- WHAT NEEDS TO BE DONE:
Count lines with the string "Create" in them. State the number alone.

* Start RECORDS FOR THE EXERCISE *

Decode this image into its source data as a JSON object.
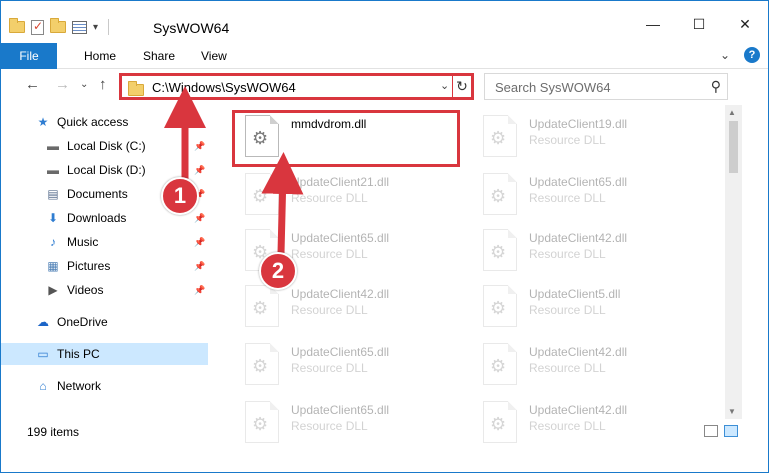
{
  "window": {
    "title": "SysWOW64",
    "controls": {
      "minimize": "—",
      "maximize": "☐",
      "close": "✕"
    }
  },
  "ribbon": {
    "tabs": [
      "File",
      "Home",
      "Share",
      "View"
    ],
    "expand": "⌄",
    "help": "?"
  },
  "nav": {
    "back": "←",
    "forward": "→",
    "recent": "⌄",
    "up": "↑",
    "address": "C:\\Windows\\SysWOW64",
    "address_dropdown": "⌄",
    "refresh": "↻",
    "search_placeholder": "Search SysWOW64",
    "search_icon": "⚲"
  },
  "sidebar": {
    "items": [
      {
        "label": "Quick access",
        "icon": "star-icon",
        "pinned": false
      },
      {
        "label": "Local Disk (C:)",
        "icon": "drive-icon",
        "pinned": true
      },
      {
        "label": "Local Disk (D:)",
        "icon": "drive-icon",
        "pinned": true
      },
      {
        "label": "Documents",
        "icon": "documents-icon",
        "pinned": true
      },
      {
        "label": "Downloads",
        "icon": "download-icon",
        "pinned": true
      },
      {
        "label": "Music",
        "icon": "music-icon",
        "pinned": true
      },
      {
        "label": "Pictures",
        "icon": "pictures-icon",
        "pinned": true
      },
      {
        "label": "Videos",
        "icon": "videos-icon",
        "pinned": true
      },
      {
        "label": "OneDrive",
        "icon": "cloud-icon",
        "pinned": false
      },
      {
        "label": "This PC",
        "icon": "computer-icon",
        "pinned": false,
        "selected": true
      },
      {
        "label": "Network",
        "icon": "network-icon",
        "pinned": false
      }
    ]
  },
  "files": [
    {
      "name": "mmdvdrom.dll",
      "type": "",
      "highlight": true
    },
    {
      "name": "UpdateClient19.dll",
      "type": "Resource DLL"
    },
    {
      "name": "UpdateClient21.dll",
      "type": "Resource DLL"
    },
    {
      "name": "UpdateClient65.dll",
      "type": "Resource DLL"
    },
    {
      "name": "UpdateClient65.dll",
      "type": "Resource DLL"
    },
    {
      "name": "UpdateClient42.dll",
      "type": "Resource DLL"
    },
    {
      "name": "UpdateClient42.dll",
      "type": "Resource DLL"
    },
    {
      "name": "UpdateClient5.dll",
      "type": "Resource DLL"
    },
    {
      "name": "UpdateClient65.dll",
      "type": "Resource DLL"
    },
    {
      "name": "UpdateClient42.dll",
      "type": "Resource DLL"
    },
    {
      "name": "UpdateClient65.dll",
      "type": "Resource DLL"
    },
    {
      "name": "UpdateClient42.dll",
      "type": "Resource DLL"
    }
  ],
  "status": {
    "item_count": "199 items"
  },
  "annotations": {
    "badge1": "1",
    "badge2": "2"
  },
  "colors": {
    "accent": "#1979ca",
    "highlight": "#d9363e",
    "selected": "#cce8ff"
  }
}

* End RECORDS FOR THE EXERCISE *
* Start RECORDS FOR THE EXERCISE *

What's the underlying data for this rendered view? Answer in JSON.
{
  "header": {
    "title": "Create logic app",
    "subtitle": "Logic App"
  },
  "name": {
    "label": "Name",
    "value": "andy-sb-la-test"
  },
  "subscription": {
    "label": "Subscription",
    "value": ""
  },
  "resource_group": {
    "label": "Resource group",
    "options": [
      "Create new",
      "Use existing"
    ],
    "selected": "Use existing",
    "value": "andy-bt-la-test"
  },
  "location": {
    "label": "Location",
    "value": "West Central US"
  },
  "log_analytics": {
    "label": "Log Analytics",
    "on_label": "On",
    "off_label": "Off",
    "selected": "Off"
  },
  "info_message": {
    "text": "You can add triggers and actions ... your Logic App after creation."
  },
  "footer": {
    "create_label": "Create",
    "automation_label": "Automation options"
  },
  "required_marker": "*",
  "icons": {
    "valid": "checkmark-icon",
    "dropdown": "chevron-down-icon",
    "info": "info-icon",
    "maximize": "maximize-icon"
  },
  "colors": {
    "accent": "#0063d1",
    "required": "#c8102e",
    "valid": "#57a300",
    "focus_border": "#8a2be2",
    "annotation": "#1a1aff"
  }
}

* End RECORDS FOR THE EXERCISE *

- SOLUTION TO THIS TASK:
3